** START OF Input for this task **
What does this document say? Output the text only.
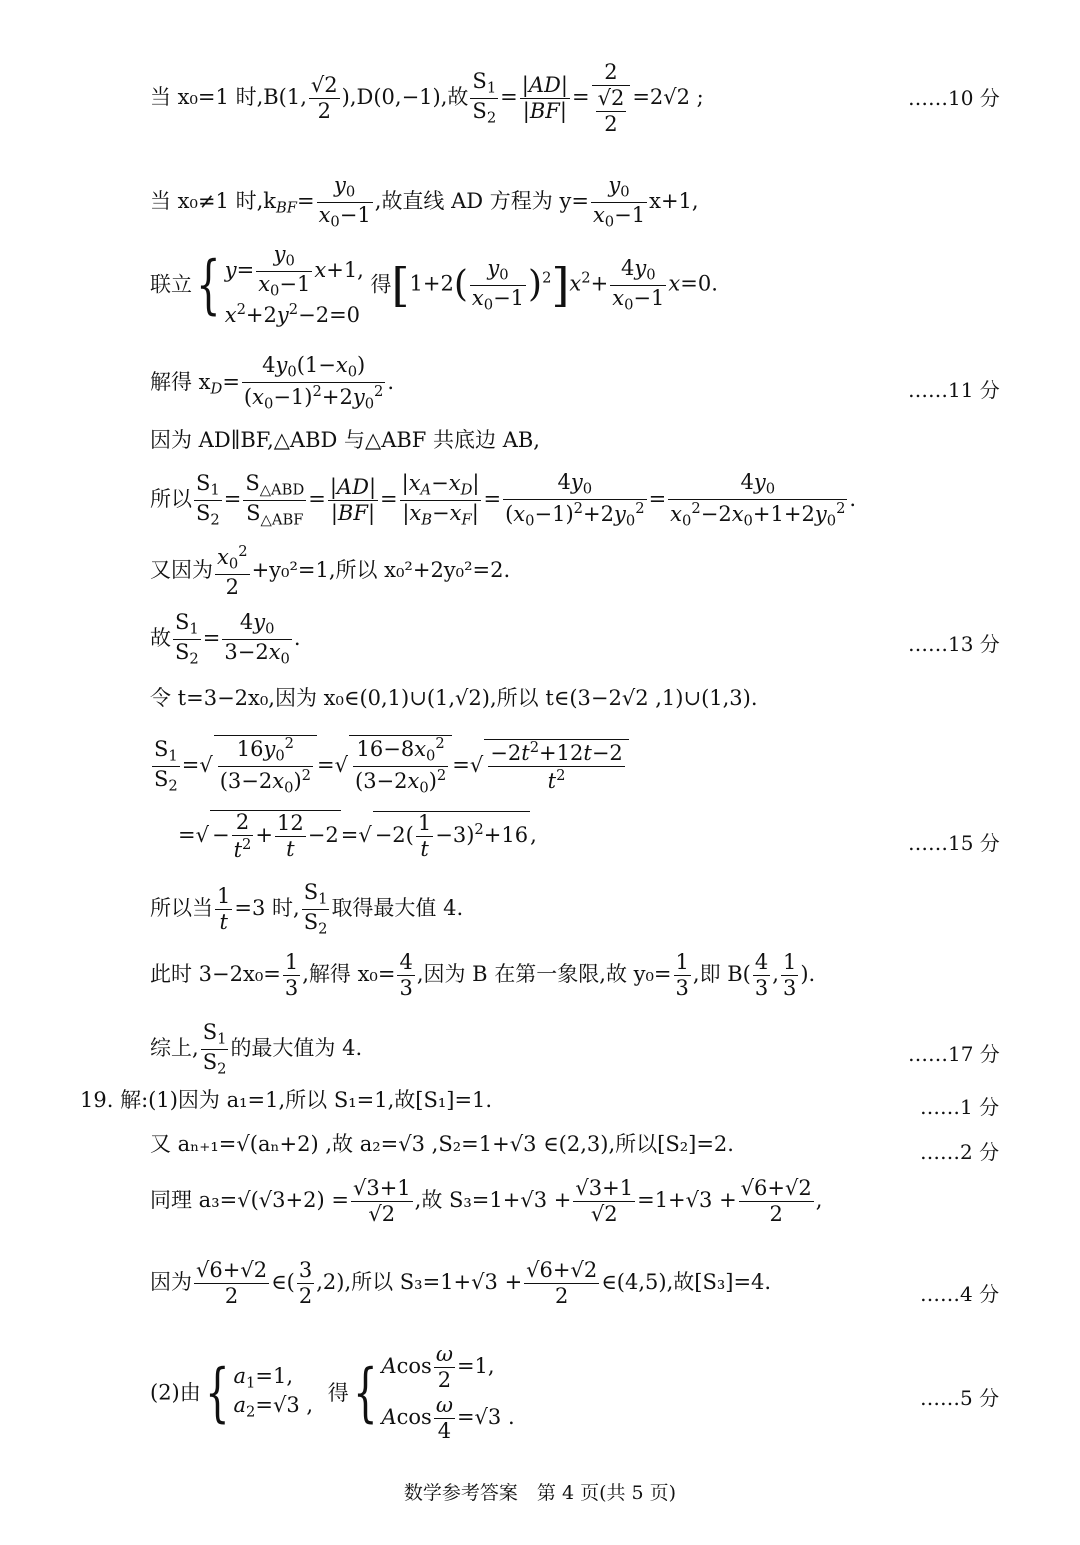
当 x₀=1 时,B(1, $\frac{√2}{2} ),D(0,-1)$,故 $\frac{S_1}{S_2} = \frac{|AD|}{|BF|} = \frac{2}{\frac{√2}{2}} =2√2$ ;	……10 分
当 x₀≠1 时$,k_{BF}= \frac{y_0}{x_0-1}$ ,故直线 AD 方程为 $y= \frac{y_0}{x_0-1} x+1$,
联立{ $y= \frac{y_0}{x_0-1} x+1$,
$x^2+2y^2-2=0$
得$[1+2( \frac{y_0}{x_0-1} )^2]x^2+ \frac{4y_0}{x_0-1} x=0$.
解得 $x_D= \frac{4y_0(1-x_0)}{(x_0-1)^2+2y_0^2}$ .	……11 分
因为 AD∥BF,△ABD 与△ABF 共底边 AB,
所以 $\frac{S_1}{S_2} = \frac{S_{\triangle ABD}}{S_{\triangle ABF}} = \frac{|AD|}{|BF|} = \frac{|x_A-x_D|}{|x_B-x_F|} = \frac{4y_0}{(x_0-1)^2+2y_0^2} = \frac{4y_0}{x_0^2-2x_0+1+2y_0^2}$ .
又因为 $\frac{x_0^2}{2} +y_0^2=1$,所以 x₀²+2y₀²=2.
故 $\frac{S_1}{S_2} = \frac{4y_0}{3-2x_0}$ .	……13 分
令 t=3−2x₀,因为 x₀∈(0,1)∪(1,√2),所以 t∈(3−2√2 ,1)∪(1,3).
$\frac{S_1}{S_2}$ =√ $\frac{16y_0^2}{(3-2x_0)^2}$ =√ $\frac{16-8x_0^2}{(3-2x_0)^2}$ =√ $\frac{-2t^2+12t-2}{t^2}$
=√ − $\frac{2}{t^2} + \frac{12}{t} -2=√ -2( \frac{1}{t} -3)^2+16$,	……15 分
所以当 $\frac{1}{t} =3$ 时, $\frac{S_1}{S_2}$ 取得最大值 4.
此时 $3-2x_0= \frac{1}{3}$ ,解得 $x_0= \frac{4}{3}$ ,因为 B 在第一象限,故 $y_0= \frac{1}{3}$ ,即 $B( \frac{4}{3}$ , $\frac{1}{3}$ ).
综上, $\frac{S_1}{S_2}$ 的最大值为 4.	……17 分
19. 解:(1)因为 a₁=1,所以 S₁=1,故[S₁]=1.	……1 分
又 aₙ₊₁=√(aₙ+2) ,故 a₂=√3 ,S₂=1+√3 ∈(2,3),所以[S₂]=2.	……2 分
同理 $a_3=√(√3+2) = \frac{√3+1}{√2}$ ,故 $S_3=1+√3 + \frac{√3+1}{√2} =1+√3 + \frac{√6+√2}{2}$ ,
因为 $\frac{√6+√2}{2}$ ∈( $\frac{3}{2} ,2$),所以 $S_3=1+√3 + \frac{√6+√2}{2}$ ∈(4,5),故[S₃]=4.	……4 分
(2)由{ $a_1=1$,
$a_2=√3$ ,
得{ Acos $\frac{\omega}{2} =1$,
Acos $\frac{\omega}{4} =√3$ .
……5 分
数学参考答案　第 4 页(共 5 页)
** END OF Input for this task **
Stated exercise: Establish how many lines of the material above hold the word "omega". Nothing but the count should be returned.

Written answer: 2